◆ **Quoted passage**
These are that (1) CO2 related corrosion is uncontrollable, (2) shallow reservoirs cannot sustain miscible floods, (3) immiscible floods are not economic, and (4) drilling new injection and production wells is impractical.

Corrosion. The injection of CO2 into an oil reservoir that has brine-saturated pore space leads to an acidic fluid, carbonic acid.

Without a preventive corrosion plan, in a relatively short time into a CO2 EOR project, various degrees of corrosion can occur in wellbore tubulars, downhole equipment, surface production facilities, and related piping. Staffs operating oil fields with historical CO2 EOR have addressed the issue of corrosion by identifying and replacing key components with nonreactive materials and using chemical corrosion inhibitors.3

In the US Department of Energy (DOE) sponsored EOR pilots of the Midwest Geologic Sequestration Consortium (MGSC), commercially available corrosion inhibitors were applied to control CO2 related corrosion. In addition to controlling corrosion, the operator reported fewer downhole tubular and equipment failures during the CO2 EOR pilot compared with previous years.2

Shallower reservoirs. Compared with deeper formations, shallow reservoirs have relatively lower temperatures. CO2 density is higher at lower temperatures when compared with higher temperatures.

Some of the shallower oil fields operated as waterfloods in the Midwest can have higher injection pressures due to higher fracture pressure (and subsequent regulated pressure). For example in the Illinois basin, a 1.0 psi/ft fracture gradient is a common value to use.4

Consequently, a waterflood operated at 1,800 ft may have an average reservoir pressure exceeding 1,500 psi. Reservoir temperature and pressure combinations can lead to the opportunity for CO2 in a liquid phase, which is expected to be miscible with crude oil. This combination is not unusual.

As part of the validation phase site selection for CO2 EOR, Illinois basin operators provided current pressure and temperature (Fig. 2, green circles) for nominated reservoirs within oil fields for consideration. Eight of the 40 nominated reservoirs would sustain liquid CO2 and have the potential for miscibility at relatively shallow depths (1,500-2,500 ft). Moreover, the MGSC Mumford Hills pilot was miscible-liquid at 1,900 ft.

Immiscible floods. Like miscible floods, the mass transfer of intermediate hydrocarbons (C5 to C12) from the crude oil to the CO2 phase occurs in immiscible floods; however, there is a CO2-rich phase and a crude oil-rich phase5 that are distinct and identifiable.

In the mature CO2 EOR areas of the US, generally the use of the term "immiscible" is generally associated with a failed CO2 EOR pilot or an oil reservoir that would not be considered for EOR. As a result of early and-or large volume of CO2 production with uneconomically low or no oil production, the failure would increase for pilots projected to be miscible. These pilots would be at higher pressures and temperatures, which require large volumes of CO2 and high injection pressures.

For a planned low pressure, immiscible flood in a relatively shallow reservoir, less pressure and CO2 would be required. Illinois basin oil field modeling results show that compared with miscible CO2 EOR, an immiscible flood would have about 50% less oil production; however, it would take 70-80% less CO2 volume (Table 2).5

A single immiscible reservoir relatively far from a source may never result in a CO2 EOR project. However, for those fields with multiple oil productive reservoirs of which some would be miscible and others may be immiscible, these immiscible targets could provide low cost incremental oil production once the CO2 transportation infrastructure is in place for the miscible oil reservoir targets (Fig. 3).

◆ **Exercises to complete**
1. Answer these questions from the CO2 EOR passage:
(a) What was applied to control CO2-related corrosion in the DOE-sponsored MGSC pilots?
(b) What fracture gradient is commonly used in the Illinois basin?
(c) According to the Illinois basin modeling, how much less CO2 volume would an immiscible flood need than miscible CO2 EOR?
2. Extend the CO2 EOR passage by a few paragraphs, picking up after its final sentence.

◆ **Layout element entries**
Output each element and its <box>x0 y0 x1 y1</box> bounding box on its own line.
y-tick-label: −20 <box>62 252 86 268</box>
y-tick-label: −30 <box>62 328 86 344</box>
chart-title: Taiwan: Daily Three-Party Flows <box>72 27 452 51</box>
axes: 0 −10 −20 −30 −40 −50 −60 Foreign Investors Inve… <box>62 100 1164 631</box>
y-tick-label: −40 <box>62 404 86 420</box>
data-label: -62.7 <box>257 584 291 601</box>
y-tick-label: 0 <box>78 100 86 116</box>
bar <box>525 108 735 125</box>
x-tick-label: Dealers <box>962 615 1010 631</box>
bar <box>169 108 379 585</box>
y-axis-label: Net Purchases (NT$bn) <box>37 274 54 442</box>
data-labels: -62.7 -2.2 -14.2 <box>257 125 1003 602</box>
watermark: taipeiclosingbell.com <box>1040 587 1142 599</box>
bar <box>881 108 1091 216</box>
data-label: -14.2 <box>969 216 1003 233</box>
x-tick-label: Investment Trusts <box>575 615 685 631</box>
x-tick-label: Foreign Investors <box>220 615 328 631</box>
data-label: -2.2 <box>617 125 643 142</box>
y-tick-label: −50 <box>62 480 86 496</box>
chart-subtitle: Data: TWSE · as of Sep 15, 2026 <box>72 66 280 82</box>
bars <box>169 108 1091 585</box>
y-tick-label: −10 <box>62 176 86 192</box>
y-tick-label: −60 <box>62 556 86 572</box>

...

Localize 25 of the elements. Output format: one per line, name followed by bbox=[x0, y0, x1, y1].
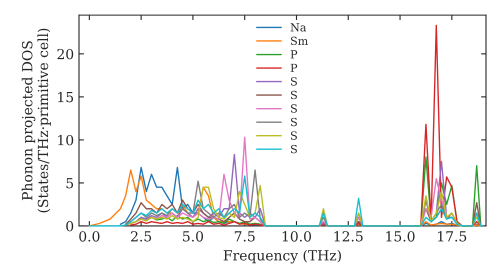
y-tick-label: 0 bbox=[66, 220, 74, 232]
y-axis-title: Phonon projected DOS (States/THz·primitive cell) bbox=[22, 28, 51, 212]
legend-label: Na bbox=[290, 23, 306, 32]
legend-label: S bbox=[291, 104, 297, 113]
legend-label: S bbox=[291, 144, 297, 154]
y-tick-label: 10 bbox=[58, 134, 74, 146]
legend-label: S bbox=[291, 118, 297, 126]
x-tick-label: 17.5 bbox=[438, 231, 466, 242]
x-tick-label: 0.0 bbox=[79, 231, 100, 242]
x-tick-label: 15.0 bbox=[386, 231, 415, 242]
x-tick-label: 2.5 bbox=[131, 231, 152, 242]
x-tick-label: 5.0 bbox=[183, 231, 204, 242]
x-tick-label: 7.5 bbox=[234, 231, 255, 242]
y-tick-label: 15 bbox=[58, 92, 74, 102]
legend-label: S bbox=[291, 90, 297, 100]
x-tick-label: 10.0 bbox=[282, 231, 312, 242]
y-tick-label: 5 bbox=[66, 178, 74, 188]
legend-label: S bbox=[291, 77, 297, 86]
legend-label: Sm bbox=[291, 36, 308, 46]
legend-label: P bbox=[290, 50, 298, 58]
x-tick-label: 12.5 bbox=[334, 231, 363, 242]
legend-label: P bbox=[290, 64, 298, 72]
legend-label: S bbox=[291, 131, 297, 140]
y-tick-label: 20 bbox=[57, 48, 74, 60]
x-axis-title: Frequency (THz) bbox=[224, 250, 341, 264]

◆ **Results for each task**
1.
(a) Commercially available corrosion inhibitors.
(b) 1.0 psi/ft.
(c) 70-80% less CO2 volume.

2.
Drilling new wells. There may be a misperception that new wells need to be drilled, and if so, a CO2 EOR project cannot be economic.

In many of the Permian basin CO2 EOR floods, infill drilling of injection wells occurred simultaneously with initiation of CO2 injection. This was to reduce spacing and increase oil production by decreasing the distance between injection and production wells. Drilling new wells was not a necessity from a CO2 EOR perspective but was from an economic perspective.

Consequently, there is field evidence of the practicality of drilling new CO2 injection wells and using existing oil production wells. The Salt Creek CO2 flood in Wyoming is an example of an economically successful CO2 flood that required all new injection and production wells in some areas of the field, including locating and properly plugging many of the previously abandoned wells.

Historically, CO2 EOR floods have proven that the costs associated with drilling and completing numerous new wells is economically feasible. Screening of CO2 flood candidates should not exclude those fields that require new wells without considering the economics.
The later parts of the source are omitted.